* start Data records *
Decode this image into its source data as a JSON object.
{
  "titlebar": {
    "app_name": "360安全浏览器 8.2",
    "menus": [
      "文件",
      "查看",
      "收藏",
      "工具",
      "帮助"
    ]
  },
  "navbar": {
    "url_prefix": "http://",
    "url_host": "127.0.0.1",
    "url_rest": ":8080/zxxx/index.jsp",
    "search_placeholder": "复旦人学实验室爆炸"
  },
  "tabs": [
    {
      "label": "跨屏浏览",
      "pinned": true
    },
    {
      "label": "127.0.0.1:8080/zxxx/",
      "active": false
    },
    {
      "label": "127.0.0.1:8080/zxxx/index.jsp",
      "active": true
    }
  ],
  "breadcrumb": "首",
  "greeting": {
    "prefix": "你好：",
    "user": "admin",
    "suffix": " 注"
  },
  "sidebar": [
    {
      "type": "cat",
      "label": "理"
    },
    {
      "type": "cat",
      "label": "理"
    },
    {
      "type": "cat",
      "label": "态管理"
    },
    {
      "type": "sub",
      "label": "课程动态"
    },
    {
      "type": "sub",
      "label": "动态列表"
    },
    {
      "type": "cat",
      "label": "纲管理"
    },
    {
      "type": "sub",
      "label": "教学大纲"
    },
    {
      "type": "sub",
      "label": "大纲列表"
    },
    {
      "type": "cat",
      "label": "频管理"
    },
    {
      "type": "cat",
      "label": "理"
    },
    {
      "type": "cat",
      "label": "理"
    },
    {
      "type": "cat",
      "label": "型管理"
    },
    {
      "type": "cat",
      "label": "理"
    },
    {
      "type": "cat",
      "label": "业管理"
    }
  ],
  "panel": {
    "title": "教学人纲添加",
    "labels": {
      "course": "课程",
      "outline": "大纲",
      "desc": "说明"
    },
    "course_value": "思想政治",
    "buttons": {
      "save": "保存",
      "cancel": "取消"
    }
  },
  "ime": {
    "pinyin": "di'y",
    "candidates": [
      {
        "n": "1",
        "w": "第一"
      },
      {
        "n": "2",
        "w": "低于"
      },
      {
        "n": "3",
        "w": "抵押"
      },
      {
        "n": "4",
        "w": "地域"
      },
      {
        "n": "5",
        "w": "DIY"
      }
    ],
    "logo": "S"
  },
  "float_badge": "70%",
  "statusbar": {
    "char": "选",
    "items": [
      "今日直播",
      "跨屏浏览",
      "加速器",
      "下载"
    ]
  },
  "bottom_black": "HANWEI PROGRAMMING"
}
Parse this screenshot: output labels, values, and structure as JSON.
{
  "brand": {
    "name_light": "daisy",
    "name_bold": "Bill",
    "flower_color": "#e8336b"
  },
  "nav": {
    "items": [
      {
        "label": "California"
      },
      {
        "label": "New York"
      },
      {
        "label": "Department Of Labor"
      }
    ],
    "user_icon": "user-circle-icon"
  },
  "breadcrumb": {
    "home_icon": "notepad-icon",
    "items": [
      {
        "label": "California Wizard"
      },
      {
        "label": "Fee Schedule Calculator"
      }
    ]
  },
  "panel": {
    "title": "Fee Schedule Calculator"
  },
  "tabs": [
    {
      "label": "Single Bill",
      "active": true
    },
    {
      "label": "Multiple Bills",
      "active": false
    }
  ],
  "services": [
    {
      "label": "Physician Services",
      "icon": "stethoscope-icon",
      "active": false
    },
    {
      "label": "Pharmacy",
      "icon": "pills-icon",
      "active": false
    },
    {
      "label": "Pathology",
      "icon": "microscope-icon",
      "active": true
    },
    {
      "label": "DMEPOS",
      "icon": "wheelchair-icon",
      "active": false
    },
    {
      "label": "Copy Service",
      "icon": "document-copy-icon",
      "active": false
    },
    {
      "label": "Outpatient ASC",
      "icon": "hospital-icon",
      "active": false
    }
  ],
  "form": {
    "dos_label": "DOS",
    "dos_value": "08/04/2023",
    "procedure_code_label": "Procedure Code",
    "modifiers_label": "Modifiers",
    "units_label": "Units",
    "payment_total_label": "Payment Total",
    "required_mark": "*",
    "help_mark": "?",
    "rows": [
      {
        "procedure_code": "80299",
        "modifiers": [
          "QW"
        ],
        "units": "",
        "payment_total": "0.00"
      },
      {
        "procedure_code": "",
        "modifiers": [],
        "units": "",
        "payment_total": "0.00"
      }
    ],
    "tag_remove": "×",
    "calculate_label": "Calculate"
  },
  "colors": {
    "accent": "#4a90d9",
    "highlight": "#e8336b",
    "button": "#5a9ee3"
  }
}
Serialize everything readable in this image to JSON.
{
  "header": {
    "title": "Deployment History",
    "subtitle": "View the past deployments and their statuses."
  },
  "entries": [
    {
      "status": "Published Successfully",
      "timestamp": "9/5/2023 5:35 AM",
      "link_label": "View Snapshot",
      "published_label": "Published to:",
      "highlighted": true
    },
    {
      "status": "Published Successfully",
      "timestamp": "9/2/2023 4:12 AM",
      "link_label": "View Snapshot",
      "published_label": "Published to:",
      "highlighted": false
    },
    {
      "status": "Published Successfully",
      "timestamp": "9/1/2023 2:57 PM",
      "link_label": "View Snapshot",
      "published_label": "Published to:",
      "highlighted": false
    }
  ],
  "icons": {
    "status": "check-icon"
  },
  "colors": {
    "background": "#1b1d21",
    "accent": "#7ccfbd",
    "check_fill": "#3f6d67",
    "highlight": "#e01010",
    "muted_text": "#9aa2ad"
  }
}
* end Data records *
All of the entries should be written out again exactly.

Response
Decode this image into its source data as a JSON object.
{
  "titlebar": {
    "app_name": "360安全浏览器 8.2",
    "menus": [
      "文件",
      "查看",
      "收藏",
      "工具",
      "帮助"
    ]
  },
  "navbar": {
    "url_prefix": "http://",
    "url_host": "127.0.0.1",
    "url_rest": ":8080/zxxx/index.jsp",
    "search_placeholder": "复旦人学实验室爆炸"
  },
  "tabs": [
    {
      "label": "跨屏浏览",
      "pinned": true
    },
    {
      "label": "127.0.0.1:8080/zxxx/",
      "active": false
    },
    {
      "label": "127.0.0.1:8080/zxxx/index.jsp",
      "active": true
    }
  ],
  "breadcrumb": "首",
  "greeting": {
    "prefix": "你好：",
    "user": "admin",
    "suffix": " 注"
  },
  "sidebar": [
    {
      "type": "cat",
      "label": "理"
    },
    {
      "type": "cat",
      "label": "理"
    },
    {
      "type": "cat",
      "label": "态管理"
    },
    {
      "type": "sub",
      "label": "课程动态"
    },
    {
      "type": "sub",
      "label": "动态列表"
    },
    {
      "type": "cat",
      "label": "纲管理"
    },
    {
      "type": "sub",
      "label": "教学大纲"
    },
    {
      "type": "sub",
      "label": "大纲列表"
    },
    {
      "type": "cat",
      "label": "频管理"
    },
    {
      "type": "cat",
      "label": "理"
    },
    {
      "type": "cat",
      "label": "理"
    },
    {
      "type": "cat",
      "label": "型管理"
    },
    {
      "type": "cat",
      "label": "理"
    },
    {
      "type": "cat",
      "label": "业管理"
    }
  ],
  "panel": {
    "title": "教学人纲添加",
    "labels": {
      "course": "课程",
      "outline": "大纲",
      "desc": "说明"
    },
    "course_value": "思想政治",
    "buttons": {
      "save": "保存",
      "cancel": "取消"
    }
  },
  "ime": {
    "pinyin": "di'y",
    "candidates": [
      {
        "n": "1",
        "w": "第一"
      },
      {
        "n": "2",
        "w": "低于"
      },
      {
        "n": "3",
        "w": "抵押"
      },
      {
        "n": "4",
        "w": "地域"
      },
      {
        "n": "5",
        "w": "DIY"
      }
    ],
    "logo": "S"
  },
  "float_badge": "70%",
  "statusbar": {
    "char": "选",
    "items": [
      "今日直播",
      "跨屏浏览",
      "加速器",
      "下载"
    ]
  },
  "bottom_black": "HANWEI PROGRAMMING"
}
Parse this screenshot: output labels, values, and structure as JSON.
{
  "brand": {
    "name_light": "daisy",
    "name_bold": "Bill",
    "flower_color": "#e8336b"
  },
  "nav": {
    "items": [
      {
        "label": "California"
      },
      {
        "label": "New York"
      },
      {
        "label": "Department Of Labor"
      }
    ],
    "user_icon": "user-circle-icon"
  },
  "breadcrumb": {
    "home_icon": "notepad-icon",
    "items": [
      {
        "label": "California Wizard"
      },
      {
        "label": "Fee Schedule Calculator"
      }
    ]
  },
  "panel": {
    "title": "Fee Schedule Calculator"
  },
  "tabs": [
    {
      "label": "Single Bill",
      "active": true
    },
    {
      "label": "Multiple Bills",
      "active": false
    }
  ],
  "services": [
    {
      "label": "Physician Services",
      "icon": "stethoscope-icon",
      "active": false
    },
    {
      "label": "Pharmacy",
      "icon": "pills-icon",
      "active": false
    },
    {
      "label": "Pathology",
      "icon": "microscope-icon",
      "active": true
    },
    {
      "label": "DMEPOS",
      "icon": "wheelchair-icon",
      "active": false
    },
    {
      "label": "Copy Service",
      "icon": "document-copy-icon",
      "active": false
    },
    {
      "label": "Outpatient ASC",
      "icon": "hospital-icon",
      "active": false
    }
  ],
  "form": {
    "dos_label": "DOS",
    "dos_value": "08/04/2023",
    "procedure_code_label": "Procedure Code",
    "modifiers_label": "Modifiers",
    "units_label": "Units",
    "payment_total_label": "Payment Total",
    "required_mark": "*",
    "help_mark": "?",
    "rows": [
      {
        "procedure_code": "80299",
        "modifiers": [
          "QW"
        ],
        "units": "",
        "payment_total": "0.00"
      },
      {
        "procedure_code": "",
        "modifiers": [],
        "units": "",
        "payment_total": "0.00"
      }
    ],
    "tag_remove": "×",
    "calculate_label": "Calculate"
  },
  "colors": {
    "accent": "#4a90d9",
    "highlight": "#e8336b",
    "button": "#5a9ee3"
  }
}
Serialize everything readable in this image to JSON.
{
  "header": {
    "title": "Deployment History",
    "subtitle": "View the past deployments and their statuses."
  },
  "entries": [
    {
      "status": "Published Successfully",
      "timestamp": "9/5/2023 5:35 AM",
      "link_label": "View Snapshot",
      "published_label": "Published to:",
      "highlighted": true
    },
    {
      "status": "Published Successfully",
      "timestamp": "9/2/2023 4:12 AM",
      "link_label": "View Snapshot",
      "published_label": "Published to:",
      "highlighted": false
    },
    {
      "status": "Published Successfully",
      "timestamp": "9/1/2023 2:57 PM",
      "link_label": "View Snapshot",
      "published_label": "Published to:",
      "highlighted": false
    }
  ],
  "icons": {
    "status": "check-icon"
  },
  "colors": {
    "background": "#1b1d21",
    "accent": "#7ccfbd",
    "check_fill": "#3f6d67",
    "highlight": "#e01010",
    "muted_text": "#9aa2ad"
  }
}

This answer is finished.